--- STATED PROBLEM ---
Gather all lines with the word "Игримская" in them.
— begin RECORDS PROVIDED —
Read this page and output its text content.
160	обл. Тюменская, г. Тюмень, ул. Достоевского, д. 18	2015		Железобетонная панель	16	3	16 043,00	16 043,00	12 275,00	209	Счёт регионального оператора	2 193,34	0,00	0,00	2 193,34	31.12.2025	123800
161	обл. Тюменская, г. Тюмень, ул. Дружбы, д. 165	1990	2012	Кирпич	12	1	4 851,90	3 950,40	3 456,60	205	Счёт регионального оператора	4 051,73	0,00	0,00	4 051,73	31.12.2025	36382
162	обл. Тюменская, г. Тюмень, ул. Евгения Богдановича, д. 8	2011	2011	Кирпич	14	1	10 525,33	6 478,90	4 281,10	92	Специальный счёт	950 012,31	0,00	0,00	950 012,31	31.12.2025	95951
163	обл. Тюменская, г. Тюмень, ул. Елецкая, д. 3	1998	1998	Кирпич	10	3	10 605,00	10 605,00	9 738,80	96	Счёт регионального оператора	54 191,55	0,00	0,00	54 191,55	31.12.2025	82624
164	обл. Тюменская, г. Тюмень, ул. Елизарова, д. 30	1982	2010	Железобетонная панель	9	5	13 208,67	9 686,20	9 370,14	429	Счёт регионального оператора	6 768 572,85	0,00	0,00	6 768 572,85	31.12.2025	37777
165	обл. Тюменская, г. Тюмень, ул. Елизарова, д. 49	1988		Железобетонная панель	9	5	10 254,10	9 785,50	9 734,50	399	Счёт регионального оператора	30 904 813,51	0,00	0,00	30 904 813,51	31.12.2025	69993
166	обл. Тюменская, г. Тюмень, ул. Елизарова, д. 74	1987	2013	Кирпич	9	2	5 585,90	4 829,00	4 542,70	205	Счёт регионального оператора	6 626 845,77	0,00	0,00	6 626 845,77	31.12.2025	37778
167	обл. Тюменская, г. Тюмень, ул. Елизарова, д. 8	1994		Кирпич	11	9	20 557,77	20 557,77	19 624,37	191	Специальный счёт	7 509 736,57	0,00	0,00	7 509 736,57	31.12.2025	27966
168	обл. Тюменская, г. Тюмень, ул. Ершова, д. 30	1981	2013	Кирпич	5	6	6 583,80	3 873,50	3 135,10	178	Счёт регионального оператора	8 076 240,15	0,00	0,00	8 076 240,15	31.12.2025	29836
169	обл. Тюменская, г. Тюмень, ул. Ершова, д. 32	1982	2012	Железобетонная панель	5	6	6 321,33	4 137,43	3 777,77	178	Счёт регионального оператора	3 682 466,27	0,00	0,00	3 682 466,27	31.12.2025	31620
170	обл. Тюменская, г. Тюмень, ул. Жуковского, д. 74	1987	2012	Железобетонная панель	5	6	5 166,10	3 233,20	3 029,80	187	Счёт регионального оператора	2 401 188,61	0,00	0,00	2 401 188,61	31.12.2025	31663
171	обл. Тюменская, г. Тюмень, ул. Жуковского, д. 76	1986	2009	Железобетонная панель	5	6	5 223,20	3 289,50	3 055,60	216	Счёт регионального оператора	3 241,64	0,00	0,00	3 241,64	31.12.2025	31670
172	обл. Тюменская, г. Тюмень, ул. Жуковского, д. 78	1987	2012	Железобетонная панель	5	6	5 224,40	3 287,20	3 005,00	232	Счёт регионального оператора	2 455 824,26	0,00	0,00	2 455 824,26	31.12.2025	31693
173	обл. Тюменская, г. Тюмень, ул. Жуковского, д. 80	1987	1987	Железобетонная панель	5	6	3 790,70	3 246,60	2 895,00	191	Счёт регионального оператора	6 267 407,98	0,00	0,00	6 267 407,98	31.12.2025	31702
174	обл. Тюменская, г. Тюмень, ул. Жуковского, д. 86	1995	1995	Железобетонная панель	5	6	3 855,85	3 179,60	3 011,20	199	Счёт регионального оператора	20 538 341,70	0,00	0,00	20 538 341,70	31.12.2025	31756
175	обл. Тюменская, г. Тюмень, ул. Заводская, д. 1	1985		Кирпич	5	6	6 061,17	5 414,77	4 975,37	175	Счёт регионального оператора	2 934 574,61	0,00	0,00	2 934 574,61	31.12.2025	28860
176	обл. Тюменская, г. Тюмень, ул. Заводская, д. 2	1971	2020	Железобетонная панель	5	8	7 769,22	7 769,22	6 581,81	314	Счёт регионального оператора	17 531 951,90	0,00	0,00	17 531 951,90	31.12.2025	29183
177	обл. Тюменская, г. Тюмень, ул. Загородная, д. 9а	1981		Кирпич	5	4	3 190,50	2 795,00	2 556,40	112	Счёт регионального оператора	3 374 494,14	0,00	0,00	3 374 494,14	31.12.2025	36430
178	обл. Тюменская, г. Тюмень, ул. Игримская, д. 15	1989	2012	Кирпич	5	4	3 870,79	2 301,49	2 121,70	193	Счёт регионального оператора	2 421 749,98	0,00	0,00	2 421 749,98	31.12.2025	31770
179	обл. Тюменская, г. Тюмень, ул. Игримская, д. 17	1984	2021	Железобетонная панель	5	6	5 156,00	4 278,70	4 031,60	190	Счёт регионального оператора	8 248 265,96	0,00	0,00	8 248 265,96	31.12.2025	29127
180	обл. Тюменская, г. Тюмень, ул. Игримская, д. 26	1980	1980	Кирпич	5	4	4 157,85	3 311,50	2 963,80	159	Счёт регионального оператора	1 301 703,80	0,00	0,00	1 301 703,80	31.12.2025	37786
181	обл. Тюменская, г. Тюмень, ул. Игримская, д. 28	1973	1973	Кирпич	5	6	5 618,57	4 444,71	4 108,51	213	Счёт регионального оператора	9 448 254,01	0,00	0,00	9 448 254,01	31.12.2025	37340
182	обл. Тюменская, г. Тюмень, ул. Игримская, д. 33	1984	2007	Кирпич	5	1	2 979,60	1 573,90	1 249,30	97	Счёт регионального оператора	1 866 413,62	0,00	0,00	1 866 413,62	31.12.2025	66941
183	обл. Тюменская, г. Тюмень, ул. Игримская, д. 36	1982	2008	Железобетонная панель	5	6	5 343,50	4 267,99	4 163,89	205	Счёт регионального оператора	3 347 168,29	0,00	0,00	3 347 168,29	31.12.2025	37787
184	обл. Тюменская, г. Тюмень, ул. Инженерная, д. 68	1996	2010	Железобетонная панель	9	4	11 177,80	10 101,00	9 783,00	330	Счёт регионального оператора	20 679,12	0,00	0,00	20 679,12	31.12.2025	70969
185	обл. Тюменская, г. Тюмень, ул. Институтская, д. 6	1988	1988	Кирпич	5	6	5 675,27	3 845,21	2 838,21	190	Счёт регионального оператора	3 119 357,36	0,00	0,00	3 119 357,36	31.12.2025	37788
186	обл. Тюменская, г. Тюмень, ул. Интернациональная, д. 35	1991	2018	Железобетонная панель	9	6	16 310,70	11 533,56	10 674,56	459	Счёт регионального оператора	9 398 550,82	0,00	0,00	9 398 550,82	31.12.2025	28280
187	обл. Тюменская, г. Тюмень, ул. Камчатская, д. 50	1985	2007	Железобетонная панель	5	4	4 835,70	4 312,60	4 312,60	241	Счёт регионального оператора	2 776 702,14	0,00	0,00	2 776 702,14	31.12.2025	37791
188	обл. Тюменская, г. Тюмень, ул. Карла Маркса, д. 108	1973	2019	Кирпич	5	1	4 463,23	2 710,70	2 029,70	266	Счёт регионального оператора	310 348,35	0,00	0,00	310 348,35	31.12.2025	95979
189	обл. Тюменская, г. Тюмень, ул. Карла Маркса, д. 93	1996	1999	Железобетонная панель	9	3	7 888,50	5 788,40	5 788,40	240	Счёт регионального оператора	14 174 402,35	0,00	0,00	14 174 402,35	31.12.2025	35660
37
— end RECORDS PROVIDED —
--- COMPLETED TASK ---
178	обл. Тюменская, г. Тюмень, ул. Игримская, д. 15	1989	2012	Кирпич	5	4	3 870,79	2 301,49	2 121,70	193	Счёт регионального оператора	2 421 749,98	0,00	0,00	2 421 749,98	31.12.2025	31770
179	обл. Тюменская, г. Тюмень, ул. Игримская, д. 17	1984	2021	Железобетонная панель	5	6	5 156,00	4 278,70	4 031,60	190	Счёт регионального оператора	8 248 265,96	0,00	0,00	8 248 265,96	31.12.2025	29127
180	обл. Тюменская, г. Тюмень, ул. Игримская, д. 26	1980	1980	Кирпич	5	4	4 157,85	3 311,50	2 963,80	159	Счёт регионального оператора	1 301 703,80	0,00	0,00	1 301 703,80	31.12.2025	37786
181	обл. Тюменская, г. Тюмень, ул. Игримская, д. 28	1973	1973	Кирпич	5	6	5 618,57	4 444,71	4 108,51	213	Счёт регионального оператора	9 448 254,01	0,00	0,00	9 448 254,01	31.12.2025	37340
182	обл. Тюменская, г. Тюмень, ул. Игримская, д. 33	1984	2007	Кирпич	5	1	2 979,60	1 573,90	1 249,30	97	Счёт регионального оператора	1 866 413,62	0,00	0,00	1 866 413,62	31.12.2025	66941
183	обл. Тюменская, г. Тюмень, ул. Игримская, д. 36	1982	2008	Железобетонная панель	5	6	5 343,50	4 267,99	4 163,89	205	Счёт регионального оператора	3 347 168,29	0,00	0,00	3 347 168,29	31.12.2025	37787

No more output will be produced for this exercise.